[BEGIN Data entries]

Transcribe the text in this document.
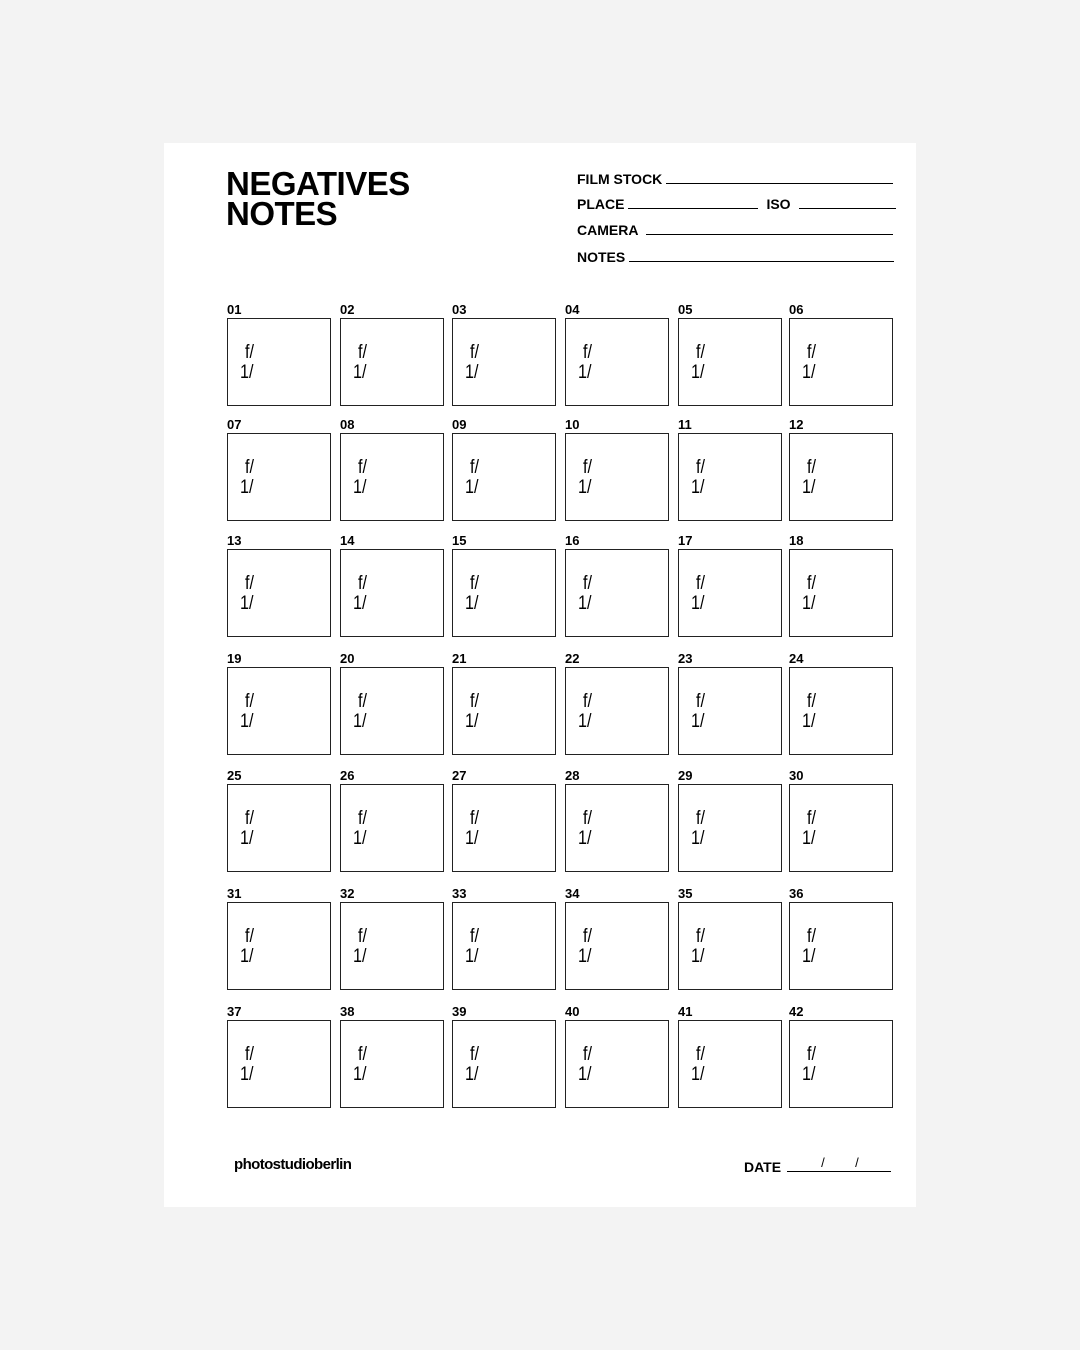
NEGATIVES
NOTES
FILM STOCK
PLACE	ISO
CAMERA
NOTES
01
f/
1/
02
f/
1/
03
f/
1/
04
f/
1/
05
f/
1/
06
f/
1/
07
f/
1/
08
f/
1/
09
f/
1/
10
f/
1/
11
f/
1/
12
f/
1/
13
f/
1/
14
f/
1/
15
f/
1/
16
f/
1/
17
f/
1/
18
f/
1/
19
f/
1/
20
f/
1/
21
f/
1/
22
f/
1/
23
f/
1/
24
f/
1/
25
f/
1/
26
f/
1/
27
f/
1/
28
f/
1/
29
f/
1/
30
f/
1/
31
f/
1/
32
f/
1/
33
f/
1/
34
f/
1/
35
f/
1/
36
f/
1/
37
f/
1/
38
f/
1/
39
f/
1/
40
f/
1/
41
f/
1/
42
f/
1/
photostudioberlin	DATE	/ /
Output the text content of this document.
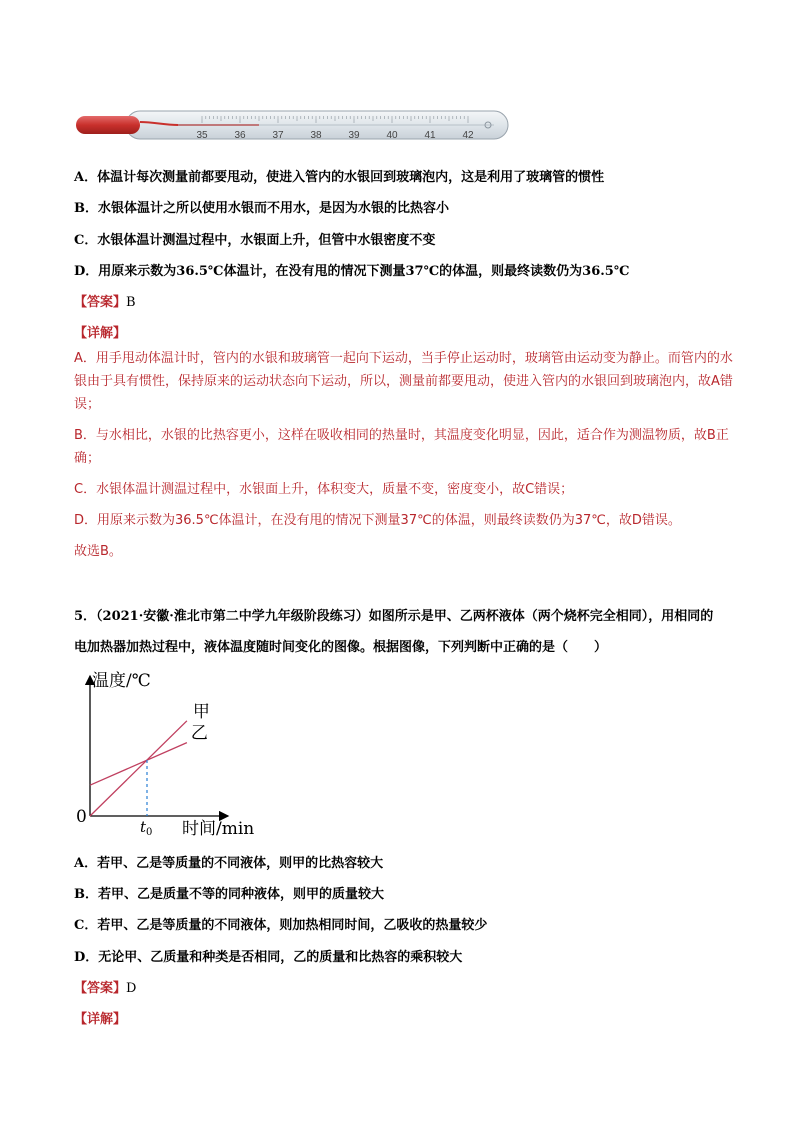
35	36	37	38	39	40	41	42
A．体温计每次测量前都要甩动，使进入管内的水银回到玻璃泡内，这是利用了玻璃管的惯性
B．水银体温计之所以使用水银而不用水，是因为水银的比热容小
C．水银体温计测温过程中，水银面上升，但管中水银密度不变
D．用原来示数为36.5℃体温计，在没有甩的情况下测量37℃的体温，则最终读数仍为36.5℃
【答案】B
【详解】

A．用手甩动体温计时，管内的水银和玻璃管一起向下运动，当手停止运动时，玻璃管由运动变为静止。而管内的水银由于具有惯性，保持原来的运动状态向下运动，所以，测量前都要甩动，使进入管内的水银回到玻璃泡内，故A错误；

B．与水相比，水银的比热容更小，这样在吸收相同的热量时，其温度变化明显，因此，适合作为测温物质，故B正确；

C．水银体温计测温过程中，水银面上升，体积变大，质量不变，密度变小，故C错误；

D．用原来示数为36.5℃体温计，在没有甩的情况下测量37℃的体温，则最终读数仍为37℃，故D错误。

故选B。

5．（2021·安徽·淮北市第二中学九年级阶段练习）如图所示是甲、乙两杯液体（两个烧杯完全相同），用相同的电加热器加热过程中，液体温度随时间变化的图像。根据图像，下列判断中正确的是（　　）
温度/℃
时间/min
0	$t_0$
甲
乙
A．若甲、乙是等质量的不同液体，则甲的比热容较大
B．若甲、乙是质量不等的同种液体，则甲的质量较大
C．若甲、乙是等质量的不同液体，则加热相同时间，乙吸收的热量较少
D．无论甲、乙质量和种类是否相同，乙的质量和比热容的乘积较大
【答案】D
【详解】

[END Data entries]

> **Exercise**
Leave out the pictures and reproduce the rest of the listing exactly.

> **Solved problem**
Transcribe the text in this document.
NEGATIVES
NOTES
FILM STOCK
PLACE	ISO
CAMERA
NOTES
01
f/
1/
02
f/
1/
03
f/
1/
04
f/
1/
05
f/
1/
06
f/
1/
07
f/
1/
08
f/
1/
09
f/
1/
10
f/
1/
11
f/
1/
12
f/
1/
13
f/
1/
14
f/
1/
15
f/
1/
16
f/
1/
17
f/
1/
18
f/
1/
19
f/
1/
20
f/
1/
21
f/
1/
22
f/
1/
23
f/
1/
24
f/
1/
25
f/
1/
26
f/
1/
27
f/
1/
28
f/
1/
29
f/
1/
30
f/
1/
31
f/
1/
32
f/
1/
33
f/
1/
34
f/
1/
35
f/
1/
36
f/
1/
37
f/
1/
38
f/
1/
39
f/
1/
40
f/
1/
41
f/
1/
42
f/
1/
photostudioberlin	DATE	/ /
Output the text content of this document.
35	36	37	38	39	40	41	42
A．体温计每次测量前都要甩动，使进入管内的水银回到玻璃泡内，这是利用了玻璃管的惯性
B．水银体温计之所以使用水银而不用水，是因为水银的比热容小
C．水银体温计测温过程中，水银面上升，但管中水银密度不变
D．用原来示数为36.5℃体温计，在没有甩的情况下测量37℃的体温，则最终读数仍为36.5℃
【答案】B
【详解】

A．用手甩动体温计时，管内的水银和玻璃管一起向下运动，当手停止运动时，玻璃管由运动变为静止。而管内的水银由于具有惯性，保持原来的运动状态向下运动，所以，测量前都要甩动，使进入管内的水银回到玻璃泡内，故A错误；

B．与水相比，水银的比热容更小，这样在吸收相同的热量时，其温度变化明显，因此，适合作为测温物质，故B正确；

C．水银体温计测温过程中，水银面上升，体积变大，质量不变，密度变小，故C错误；

D．用原来示数为36.5℃体温计，在没有甩的情况下测量37℃的体温，则最终读数仍为37℃，故D错误。

故选B。

5．（2021·安徽·淮北市第二中学九年级阶段练习）如图所示是甲、乙两杯液体（两个烧杯完全相同），用相同的电加热器加热过程中，液体温度随时间变化的图像。根据图像，下列判断中正确的是（　　）
温度/℃
时间/min
0	$t_0$
甲
乙
A．若甲、乙是等质量的不同液体，则甲的比热容较大
B．若甲、乙是质量不等的同种液体，则甲的质量较大
C．若甲、乙是等质量的不同液体，则加热相同时间，乙吸收的热量较少
D．无论甲、乙质量和种类是否相同，乙的质量和比热容的乘积较大
【答案】D
【详解】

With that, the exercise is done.